-- Begin Page excerpt --

I have the text file below:
data:<SupplierParty
data:xmlns="xxx">
data: <cbc:CustomerAssignedAccountID schemeID="vendor-id">
data: 20750
data: </cbc:CustomerAssignedAccountID>
data: <cbc:AdditionalAccountID schemeID="cashflow:v1">151</cbc:AdditionalAccountID>
data:<SupplierParty
data:xmlns="xxx">
data: <cbc:CustomerAssignedAccountID schemeID="vendor-id">
data: 20751
data: </cbc:CustomerAssignedAccountID>
data: <cbc:AdditionalAccountID schemeID="cashflow:v1">151</cbc:AdditionalAccountID>
data:<SupplierParty
data:xmlns="xxx">
data: <cbc:CustomerAssignedAccountID schemeID="vendor-id">
data: 20752
data: </cbc:CustomerAssignedAccountID>
data: <cbc:AdditionalAccountID schemeID="cashflow:v1">151</cbc:AdditionalAccountID>
And I only want to extract the values:
20750
20751
20752
From the file.
The closest I got to was:
(?<=vendor-id"\>)(.*?)(?=\<\/cbc:CustomerAssignedAccountID)
But this extracts:
data: 20751
data:
I want digits only.
How do I do this?
CodePudding user response:
I dont know the language you are using but you can try the below regex
(data:\s*<cbc:.*?>\s*)data:\s*(\d )\s*(?=data:\s*</cbc:.*?>)
Below are the matches
data: <cbc:CustomerAssignedAccountID schemeID="vendor-id">
data: 20750
data: <cbc:CustomerAssignedAccountID schemeID="vendor-id">
data: 20751
data: <cbc:CustomerAssignedAccountID schemeID="vendor-id">
data: 20752
now the brackets ()
i have added to create group
(\d ) this group will give you the number which you need
now i dont know which language you are using but you can easily extract that number by using group
CodePudding user response:
I'd do it like this:
vendor-id">[^<]*?(\d )
The matches will be in matching group 1.
Important is the ?
after the [^<]*
so that it matches non-greedy.

-- End Page excerpt --
-- Begin Given information --

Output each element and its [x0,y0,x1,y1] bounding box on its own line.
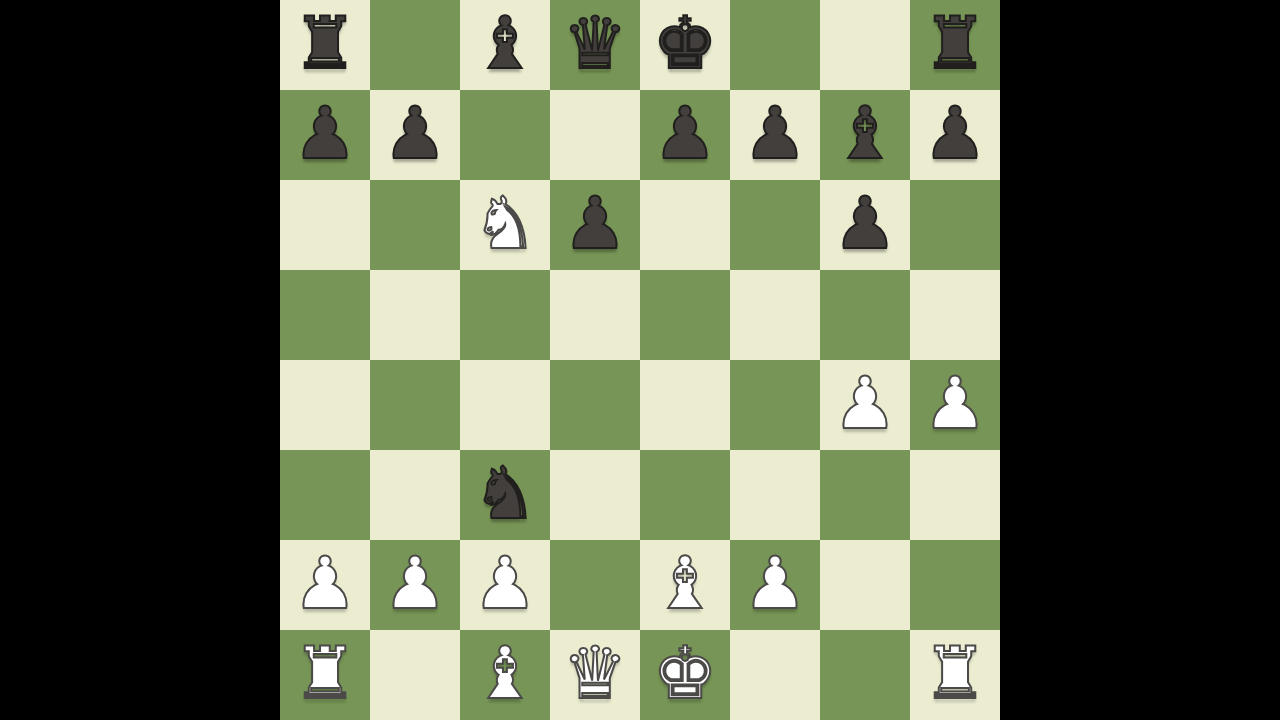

-- End Given information --

- Task brief: Copy out everything in the regex forum thread from "How do I do" down to "the brackets ()".

- Result for this exercise:
How do I do this?
CodePudding user response:
I dont know the language you are using but you can try the below regex
(data:\s*<cbc:.*?>\s*)data:\s*(\d )\s*(?=data:\s*</cbc:.*?>)
Below are the matches
data: <cbc:CustomerAssignedAccountID schemeID="vendor-id">
data: 20750
data: <cbc:CustomerAssignedAccountID schemeID="vendor-id">
data: 20751
data: <cbc:CustomerAssignedAccountID schemeID="vendor-id">
data: 20752
now the brackets ()